- _Input_
= = = = =

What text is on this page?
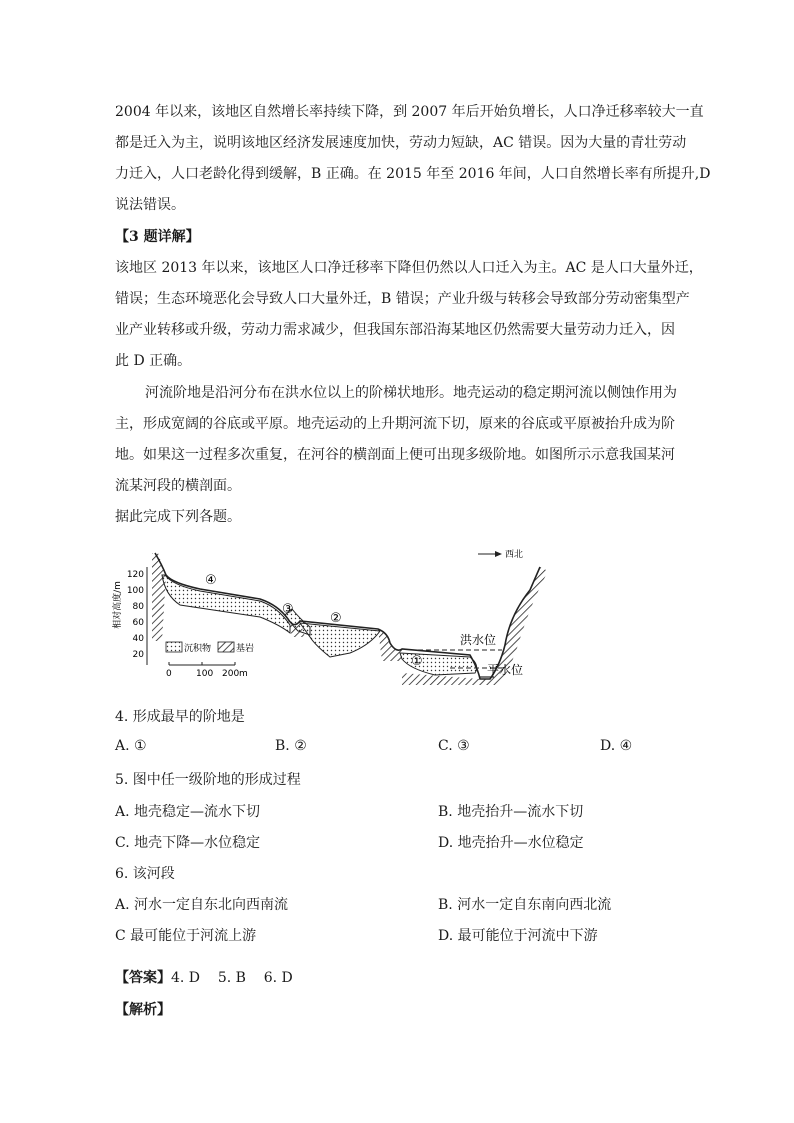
2004 年以来，该地区自然增长率持续下降，到 2007 年后开始负增长，人口净迁移率较大一直
都是迁入为主，说明该地区经济发展速度加快，劳动力短缺，AC 错误。因为大量的青壮劳动
力迁入，人口老龄化得到缓解，B 正确。在 2015 年至 2016 年间，人口自然增长率有所提升,D
说法错误。
【3 题详解】
该地区 2013 年以来，该地区人口净迁移率下降但仍然以人口迁入为主。AC 是人口大量外迁，
错误；生态环境恶化会导致人口大量外迁，B 错误；产业升级与转移会导致部分劳动密集型产
业产业转移或升级，劳动力需求减少，但我国东部沿海某地区仍然需要大量劳动力迁入，因
此 D 正确。
河流阶地是沿河分布在洪水位以上的阶梯状地形。地壳运动的稳定期河流以侧蚀作用为
主，形成宽阔的谷底或平原。地壳运动的上升期河流下切，原来的谷底或平原被抬升成为阶
地。如果这一过程多次重复，在河谷的横剖面上便可出现多级阶地。如图所示示意我国某河
流某河段的横剖面。
据此完成下列各题。
相对高度/m
120
100
80
60
40
20
洪水位
平水位
④
③
②
①
西北
沉积物	基岩
0	100 200 m
4. 形成最早的阶地是
A. ①	B. ②	C. ③	D. ④
5. 图中任一级阶地的形成过程
A. 地壳稳定—流水下切	B. 地壳抬升—流水下切
C. 地壳下降—水位稳定	D. 地壳抬升—水位稳定
6. 该河段
A. 河水一定自东北向西南流	B. 河水一定自东南向西北流
C 最可能位于河流上游	D. 最可能位于河流中下游
【答案】4. D    5. B    6. D
【解析】
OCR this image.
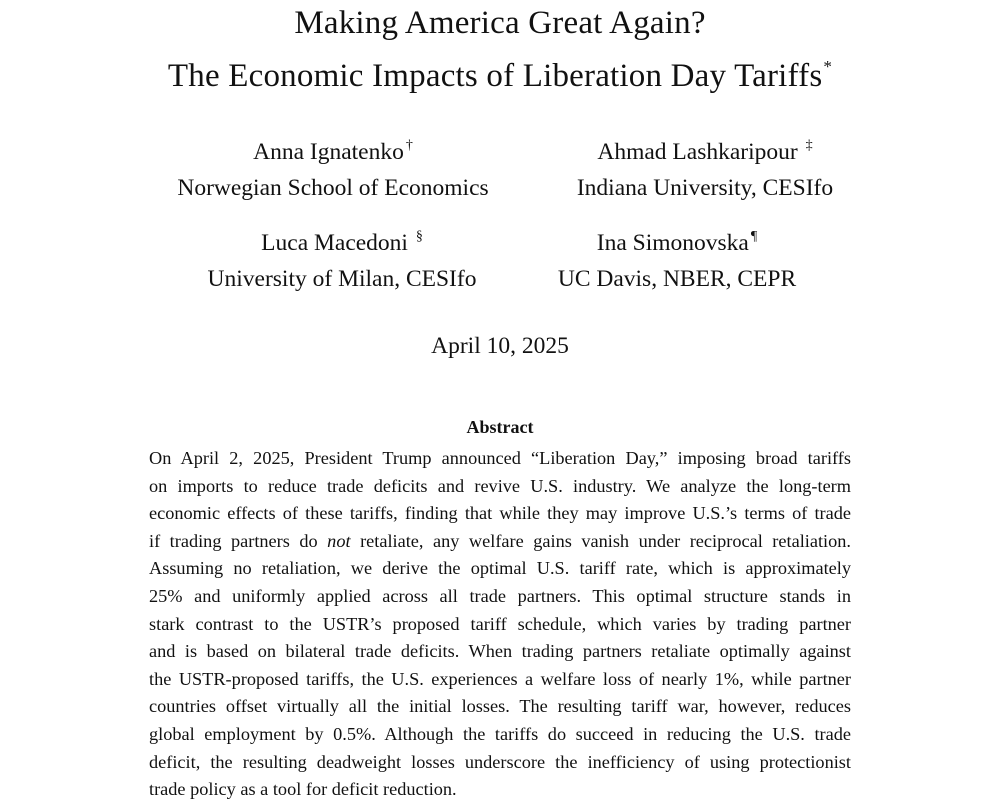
Making America Great Again?
The Economic Impacts of Liberation Day Tariffs*
Anna Ignatenko †
Norwegian School of Economics
Ahmad Lashkaripour ‡
Indiana University, CESIfo
Luca Macedoni §
University of Milan, CESIfo
Ina Simonovska ¶
UC Davis, NBER, CEPR
April 10, 2025
Abstract
On April 2, 2025, President Trump announced “Liberation Day,” imposing broad tariffs
on imports to reduce trade deficits and revive U.S. industry. We analyze the long-term
economic effects of these tariffs, finding that while they may improve U.S.’s terms of trade
if trading partners do not retaliate, any welfare gains vanish under reciprocal retaliation.
Assuming no retaliation, we derive the optimal U.S. tariff rate, which is approximately
25% and uniformly applied across all trade partners. This optimal structure stands in
stark contrast to the USTR’s proposed tariff schedule, which varies by trading partner
and is based on bilateral trade deficits. When trading partners retaliate optimally against
the USTR-proposed tariffs, the U.S. experiences a welfare loss of nearly 1%, while partner
countries offset virtually all the initial losses. The resulting tariff war, however, reduces
global employment by 0.5%. Although the tariffs do succeed in reducing the U.S. trade
deficit, the resulting deadweight losses underscore the inefficiency of using protectionist
trade policy as a tool for deficit reduction.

= = = = =

Leave out the pictures and restate everything else word for word.

- _Solution_
What text is on this page?
2004 年以来，该地区自然增长率持续下降，到 2007 年后开始负增长，人口净迁移率较大一直
都是迁入为主，说明该地区经济发展速度加快，劳动力短缺，AC 错误。因为大量的青壮劳动
力迁入，人口老龄化得到缓解，B 正确。在 2015 年至 2016 年间，人口自然增长率有所提升,D
说法错误。
【3 题详解】
该地区 2013 年以来，该地区人口净迁移率下降但仍然以人口迁入为主。AC 是人口大量外迁，
错误；生态环境恶化会导致人口大量外迁，B 错误；产业升级与转移会导致部分劳动密集型产
业产业转移或升级，劳动力需求减少，但我国东部沿海某地区仍然需要大量劳动力迁入，因
此 D 正确。
河流阶地是沿河分布在洪水位以上的阶梯状地形。地壳运动的稳定期河流以侧蚀作用为
主，形成宽阔的谷底或平原。地壳运动的上升期河流下切，原来的谷底或平原被抬升成为阶
地。如果这一过程多次重复，在河谷的横剖面上便可出现多级阶地。如图所示示意我国某河
流某河段的横剖面。
据此完成下列各题。
相对高度/m
120
100
80
60
40
20
洪水位
平水位
④
③
②
①
西北
沉积物	基岩
0	100 200 m
4. 形成最早的阶地是
A. ①	B. ②	C. ③	D. ④
5. 图中任一级阶地的形成过程
A. 地壳稳定—流水下切	B. 地壳抬升—流水下切
C. 地壳下降—水位稳定	D. 地壳抬升—水位稳定
6. 该河段
A. 河水一定自东北向西南流	B. 河水一定自东南向西北流
C 最可能位于河流上游	D. 最可能位于河流中下游
【答案】4. D    5. B    6. D
【解析】
OCR this image.
Making America Great Again?
The Economic Impacts of Liberation Day Tariffs*
Anna Ignatenko †
Norwegian School of Economics
Ahmad Lashkaripour ‡
Indiana University, CESIfo
Luca Macedoni §
University of Milan, CESIfo
Ina Simonovska ¶
UC Davis, NBER, CEPR
April 10, 2025
Abstract
On April 2, 2025, President Trump announced “Liberation Day,” imposing broad tariffs
on imports to reduce trade deficits and revive U.S. industry. We analyze the long-term
economic effects of these tariffs, finding that while they may improve U.S.’s terms of trade
if trading partners do not retaliate, any welfare gains vanish under reciprocal retaliation.
Assuming no retaliation, we derive the optimal U.S. tariff rate, which is approximately
25% and uniformly applied across all trade partners. This optimal structure stands in
stark contrast to the USTR’s proposed tariff schedule, which varies by trading partner
and is based on bilateral trade deficits. When trading partners retaliate optimally against
the USTR-proposed tariffs, the U.S. experiences a welfare loss of nearly 1%, while partner
countries offset virtually all the initial losses. The resulting tariff war, however, reduces
global employment by 0.5%. Although the tariffs do succeed in reducing the U.S. trade
deficit, the resulting deadweight losses underscore the inefficiency of using protectionist
trade policy as a tool for deficit reduction.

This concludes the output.